* BEGIN *
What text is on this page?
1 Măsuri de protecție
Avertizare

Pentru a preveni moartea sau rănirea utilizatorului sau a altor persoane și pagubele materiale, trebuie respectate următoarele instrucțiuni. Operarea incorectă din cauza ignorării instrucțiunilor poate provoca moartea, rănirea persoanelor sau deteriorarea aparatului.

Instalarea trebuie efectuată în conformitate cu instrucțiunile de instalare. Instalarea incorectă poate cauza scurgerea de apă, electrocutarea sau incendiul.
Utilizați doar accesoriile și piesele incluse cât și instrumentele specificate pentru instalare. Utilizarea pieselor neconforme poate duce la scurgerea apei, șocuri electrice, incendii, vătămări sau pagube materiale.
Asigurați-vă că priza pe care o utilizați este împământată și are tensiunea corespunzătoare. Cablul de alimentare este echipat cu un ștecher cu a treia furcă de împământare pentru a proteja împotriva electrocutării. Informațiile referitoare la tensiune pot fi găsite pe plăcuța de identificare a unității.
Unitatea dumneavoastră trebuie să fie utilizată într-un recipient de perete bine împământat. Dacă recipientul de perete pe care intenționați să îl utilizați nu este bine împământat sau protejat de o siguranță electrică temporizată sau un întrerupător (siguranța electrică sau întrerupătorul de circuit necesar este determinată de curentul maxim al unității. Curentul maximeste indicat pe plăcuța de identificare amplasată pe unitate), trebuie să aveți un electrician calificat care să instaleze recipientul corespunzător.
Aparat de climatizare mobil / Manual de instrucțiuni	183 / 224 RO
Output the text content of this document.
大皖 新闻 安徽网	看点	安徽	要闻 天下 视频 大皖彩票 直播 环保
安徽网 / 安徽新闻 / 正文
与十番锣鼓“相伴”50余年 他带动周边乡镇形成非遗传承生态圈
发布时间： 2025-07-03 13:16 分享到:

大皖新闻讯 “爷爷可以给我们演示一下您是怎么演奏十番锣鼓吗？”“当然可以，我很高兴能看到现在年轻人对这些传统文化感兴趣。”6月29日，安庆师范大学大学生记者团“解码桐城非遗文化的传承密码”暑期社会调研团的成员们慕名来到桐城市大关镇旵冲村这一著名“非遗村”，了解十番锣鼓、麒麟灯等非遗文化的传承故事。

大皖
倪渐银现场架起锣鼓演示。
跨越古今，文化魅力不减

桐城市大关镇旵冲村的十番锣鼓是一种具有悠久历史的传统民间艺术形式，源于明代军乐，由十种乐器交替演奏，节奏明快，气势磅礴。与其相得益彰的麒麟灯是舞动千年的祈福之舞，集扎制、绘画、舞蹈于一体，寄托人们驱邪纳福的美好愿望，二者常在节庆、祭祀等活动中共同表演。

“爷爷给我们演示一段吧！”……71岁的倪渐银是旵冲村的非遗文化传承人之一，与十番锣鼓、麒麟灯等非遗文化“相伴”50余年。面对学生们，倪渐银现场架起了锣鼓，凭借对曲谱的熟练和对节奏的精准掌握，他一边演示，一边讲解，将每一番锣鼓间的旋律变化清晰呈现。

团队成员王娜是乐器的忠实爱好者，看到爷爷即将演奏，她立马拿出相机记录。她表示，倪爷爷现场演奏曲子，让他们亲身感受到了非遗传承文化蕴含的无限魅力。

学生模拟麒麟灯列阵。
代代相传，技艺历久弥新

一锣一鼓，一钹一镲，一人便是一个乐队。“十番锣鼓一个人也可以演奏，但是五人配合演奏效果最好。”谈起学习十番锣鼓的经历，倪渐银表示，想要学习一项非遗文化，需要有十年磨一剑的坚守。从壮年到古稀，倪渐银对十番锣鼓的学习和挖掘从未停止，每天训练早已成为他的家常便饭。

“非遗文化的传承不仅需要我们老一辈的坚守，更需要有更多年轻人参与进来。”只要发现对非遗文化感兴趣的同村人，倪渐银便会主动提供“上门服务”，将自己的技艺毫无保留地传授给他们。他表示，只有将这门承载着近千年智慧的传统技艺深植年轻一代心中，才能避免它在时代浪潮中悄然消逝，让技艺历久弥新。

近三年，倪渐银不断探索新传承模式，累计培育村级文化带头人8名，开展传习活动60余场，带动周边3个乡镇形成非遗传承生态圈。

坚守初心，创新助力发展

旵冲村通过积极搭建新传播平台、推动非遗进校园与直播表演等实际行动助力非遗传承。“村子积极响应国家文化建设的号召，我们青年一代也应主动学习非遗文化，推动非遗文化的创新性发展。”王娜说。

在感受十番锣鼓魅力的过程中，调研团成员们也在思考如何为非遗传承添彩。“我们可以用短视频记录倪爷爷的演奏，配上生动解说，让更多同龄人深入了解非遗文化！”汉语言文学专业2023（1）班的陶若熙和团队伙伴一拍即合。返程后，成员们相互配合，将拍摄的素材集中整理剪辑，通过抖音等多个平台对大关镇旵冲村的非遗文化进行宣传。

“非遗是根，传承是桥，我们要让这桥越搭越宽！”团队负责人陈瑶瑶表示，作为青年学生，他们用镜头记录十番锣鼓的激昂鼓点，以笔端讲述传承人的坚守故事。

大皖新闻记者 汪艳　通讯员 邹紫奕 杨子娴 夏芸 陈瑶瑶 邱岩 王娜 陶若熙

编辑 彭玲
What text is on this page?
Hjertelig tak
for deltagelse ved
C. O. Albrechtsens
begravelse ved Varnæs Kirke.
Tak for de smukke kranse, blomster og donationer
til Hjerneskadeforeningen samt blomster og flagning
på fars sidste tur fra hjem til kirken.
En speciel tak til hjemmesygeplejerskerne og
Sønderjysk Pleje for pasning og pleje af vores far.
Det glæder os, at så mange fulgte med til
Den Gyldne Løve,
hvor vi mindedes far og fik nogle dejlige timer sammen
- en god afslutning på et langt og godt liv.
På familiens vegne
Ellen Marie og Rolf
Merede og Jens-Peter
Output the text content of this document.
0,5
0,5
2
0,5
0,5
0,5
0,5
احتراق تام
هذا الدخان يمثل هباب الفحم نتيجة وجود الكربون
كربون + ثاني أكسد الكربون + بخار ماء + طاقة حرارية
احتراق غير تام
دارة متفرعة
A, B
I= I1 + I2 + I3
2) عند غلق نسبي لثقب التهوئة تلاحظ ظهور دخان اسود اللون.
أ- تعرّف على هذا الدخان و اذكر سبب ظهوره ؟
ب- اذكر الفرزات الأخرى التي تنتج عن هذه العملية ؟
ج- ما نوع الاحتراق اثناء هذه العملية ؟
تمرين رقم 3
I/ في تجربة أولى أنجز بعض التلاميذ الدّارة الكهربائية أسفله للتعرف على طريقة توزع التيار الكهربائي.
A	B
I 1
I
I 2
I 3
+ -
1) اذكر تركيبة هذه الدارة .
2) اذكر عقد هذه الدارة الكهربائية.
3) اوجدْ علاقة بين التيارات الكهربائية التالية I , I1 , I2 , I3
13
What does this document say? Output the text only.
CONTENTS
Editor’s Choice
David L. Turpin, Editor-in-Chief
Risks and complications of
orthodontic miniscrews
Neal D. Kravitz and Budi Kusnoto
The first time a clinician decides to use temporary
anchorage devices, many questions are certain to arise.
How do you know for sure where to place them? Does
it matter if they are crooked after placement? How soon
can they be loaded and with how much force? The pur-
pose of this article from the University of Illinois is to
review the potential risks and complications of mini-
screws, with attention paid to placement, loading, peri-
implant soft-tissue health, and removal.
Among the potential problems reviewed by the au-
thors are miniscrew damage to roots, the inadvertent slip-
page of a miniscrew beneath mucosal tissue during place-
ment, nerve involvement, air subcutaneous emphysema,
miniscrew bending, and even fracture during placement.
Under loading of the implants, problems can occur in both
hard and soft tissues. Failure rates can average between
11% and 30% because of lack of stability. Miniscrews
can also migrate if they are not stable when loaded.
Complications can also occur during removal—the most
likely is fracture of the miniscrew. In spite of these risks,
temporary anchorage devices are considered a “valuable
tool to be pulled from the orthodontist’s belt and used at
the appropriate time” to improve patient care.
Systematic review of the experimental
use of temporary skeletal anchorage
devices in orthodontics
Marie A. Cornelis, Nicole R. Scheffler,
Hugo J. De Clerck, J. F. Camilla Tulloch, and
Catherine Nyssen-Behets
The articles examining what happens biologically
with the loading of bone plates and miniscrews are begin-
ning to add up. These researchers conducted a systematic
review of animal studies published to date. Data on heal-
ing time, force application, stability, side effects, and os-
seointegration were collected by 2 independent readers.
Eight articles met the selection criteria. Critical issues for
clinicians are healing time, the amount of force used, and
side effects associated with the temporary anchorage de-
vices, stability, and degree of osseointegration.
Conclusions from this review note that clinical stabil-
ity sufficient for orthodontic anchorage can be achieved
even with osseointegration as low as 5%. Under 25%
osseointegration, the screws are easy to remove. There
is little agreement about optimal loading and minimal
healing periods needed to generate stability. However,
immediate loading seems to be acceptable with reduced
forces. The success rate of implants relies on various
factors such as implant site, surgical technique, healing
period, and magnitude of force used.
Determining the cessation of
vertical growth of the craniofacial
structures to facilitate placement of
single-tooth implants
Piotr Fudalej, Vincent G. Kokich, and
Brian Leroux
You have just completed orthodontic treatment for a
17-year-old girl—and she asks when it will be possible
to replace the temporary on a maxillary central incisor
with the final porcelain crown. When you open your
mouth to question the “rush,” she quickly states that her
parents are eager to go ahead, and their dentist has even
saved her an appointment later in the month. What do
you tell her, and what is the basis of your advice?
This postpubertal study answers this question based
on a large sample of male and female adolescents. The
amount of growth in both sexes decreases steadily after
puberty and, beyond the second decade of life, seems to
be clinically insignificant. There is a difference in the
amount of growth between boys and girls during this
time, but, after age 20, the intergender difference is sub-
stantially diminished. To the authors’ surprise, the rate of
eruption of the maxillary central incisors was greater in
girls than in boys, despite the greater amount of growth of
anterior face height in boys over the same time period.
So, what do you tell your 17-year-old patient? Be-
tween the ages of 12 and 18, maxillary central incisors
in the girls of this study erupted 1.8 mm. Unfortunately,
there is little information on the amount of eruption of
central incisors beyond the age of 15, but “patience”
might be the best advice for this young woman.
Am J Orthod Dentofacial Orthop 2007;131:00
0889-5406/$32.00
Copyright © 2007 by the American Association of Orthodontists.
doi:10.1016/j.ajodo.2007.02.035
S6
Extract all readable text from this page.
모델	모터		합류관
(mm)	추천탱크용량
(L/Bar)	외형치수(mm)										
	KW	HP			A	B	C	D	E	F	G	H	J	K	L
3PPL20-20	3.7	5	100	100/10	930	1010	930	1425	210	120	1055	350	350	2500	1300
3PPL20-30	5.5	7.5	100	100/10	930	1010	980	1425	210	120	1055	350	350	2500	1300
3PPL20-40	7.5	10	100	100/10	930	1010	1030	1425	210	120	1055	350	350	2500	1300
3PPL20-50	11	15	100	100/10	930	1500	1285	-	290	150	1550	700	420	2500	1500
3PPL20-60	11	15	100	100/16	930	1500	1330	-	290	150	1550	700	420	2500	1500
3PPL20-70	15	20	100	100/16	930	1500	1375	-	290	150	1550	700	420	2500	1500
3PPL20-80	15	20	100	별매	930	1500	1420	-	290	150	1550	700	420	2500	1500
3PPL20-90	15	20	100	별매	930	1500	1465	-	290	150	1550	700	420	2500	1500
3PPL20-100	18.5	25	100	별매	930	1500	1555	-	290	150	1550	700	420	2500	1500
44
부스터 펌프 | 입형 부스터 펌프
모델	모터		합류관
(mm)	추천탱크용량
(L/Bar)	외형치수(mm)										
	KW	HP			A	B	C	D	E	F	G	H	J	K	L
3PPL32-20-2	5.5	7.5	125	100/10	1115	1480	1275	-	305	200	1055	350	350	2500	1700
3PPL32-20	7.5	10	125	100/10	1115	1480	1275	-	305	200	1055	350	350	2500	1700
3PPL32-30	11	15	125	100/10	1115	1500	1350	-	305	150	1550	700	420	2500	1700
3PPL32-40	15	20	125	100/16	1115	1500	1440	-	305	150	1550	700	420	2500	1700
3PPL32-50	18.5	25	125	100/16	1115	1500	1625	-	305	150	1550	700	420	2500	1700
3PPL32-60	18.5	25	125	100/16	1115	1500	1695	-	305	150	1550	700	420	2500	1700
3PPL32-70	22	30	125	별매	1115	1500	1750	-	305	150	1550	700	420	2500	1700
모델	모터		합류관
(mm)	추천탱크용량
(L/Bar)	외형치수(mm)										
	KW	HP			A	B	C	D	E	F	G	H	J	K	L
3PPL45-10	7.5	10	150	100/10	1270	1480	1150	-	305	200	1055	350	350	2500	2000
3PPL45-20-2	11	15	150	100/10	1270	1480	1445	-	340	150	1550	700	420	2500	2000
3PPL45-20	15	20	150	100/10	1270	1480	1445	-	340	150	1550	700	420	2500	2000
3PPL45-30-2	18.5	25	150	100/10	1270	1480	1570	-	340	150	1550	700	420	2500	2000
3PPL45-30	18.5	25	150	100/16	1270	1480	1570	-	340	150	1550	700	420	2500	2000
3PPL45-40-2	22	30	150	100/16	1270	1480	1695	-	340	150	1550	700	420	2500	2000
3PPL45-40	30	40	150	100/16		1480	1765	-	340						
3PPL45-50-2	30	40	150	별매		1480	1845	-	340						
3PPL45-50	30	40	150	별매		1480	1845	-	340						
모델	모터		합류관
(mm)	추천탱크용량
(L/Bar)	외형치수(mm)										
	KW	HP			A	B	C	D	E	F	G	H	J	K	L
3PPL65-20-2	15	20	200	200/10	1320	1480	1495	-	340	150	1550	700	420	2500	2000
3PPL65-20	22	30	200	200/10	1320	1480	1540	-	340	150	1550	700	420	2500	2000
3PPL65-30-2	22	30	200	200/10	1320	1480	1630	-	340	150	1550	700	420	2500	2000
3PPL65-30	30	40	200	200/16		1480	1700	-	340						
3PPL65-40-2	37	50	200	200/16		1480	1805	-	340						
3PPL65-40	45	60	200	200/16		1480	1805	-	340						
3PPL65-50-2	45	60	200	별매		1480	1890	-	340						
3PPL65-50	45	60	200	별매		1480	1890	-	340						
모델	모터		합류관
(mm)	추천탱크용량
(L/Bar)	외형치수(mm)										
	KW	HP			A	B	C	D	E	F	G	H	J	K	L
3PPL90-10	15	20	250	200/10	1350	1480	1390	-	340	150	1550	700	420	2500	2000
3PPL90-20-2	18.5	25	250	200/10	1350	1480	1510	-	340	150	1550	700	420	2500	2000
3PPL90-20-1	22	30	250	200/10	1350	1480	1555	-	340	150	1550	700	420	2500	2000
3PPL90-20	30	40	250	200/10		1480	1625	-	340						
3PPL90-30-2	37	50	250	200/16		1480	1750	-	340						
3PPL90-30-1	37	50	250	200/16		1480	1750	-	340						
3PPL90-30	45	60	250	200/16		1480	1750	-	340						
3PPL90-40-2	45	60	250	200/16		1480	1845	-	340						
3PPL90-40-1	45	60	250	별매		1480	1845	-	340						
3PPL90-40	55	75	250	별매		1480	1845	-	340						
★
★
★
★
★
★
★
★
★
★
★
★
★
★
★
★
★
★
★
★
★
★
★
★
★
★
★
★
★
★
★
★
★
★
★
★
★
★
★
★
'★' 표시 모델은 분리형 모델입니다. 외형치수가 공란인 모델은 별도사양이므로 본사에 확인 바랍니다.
* END *
# Short problem
Gather up the lines that contain the word "study".

# Worked solution
This postpubertal study answers this question based
in the girls of this study erupted 1.8 mm. Unfortunately,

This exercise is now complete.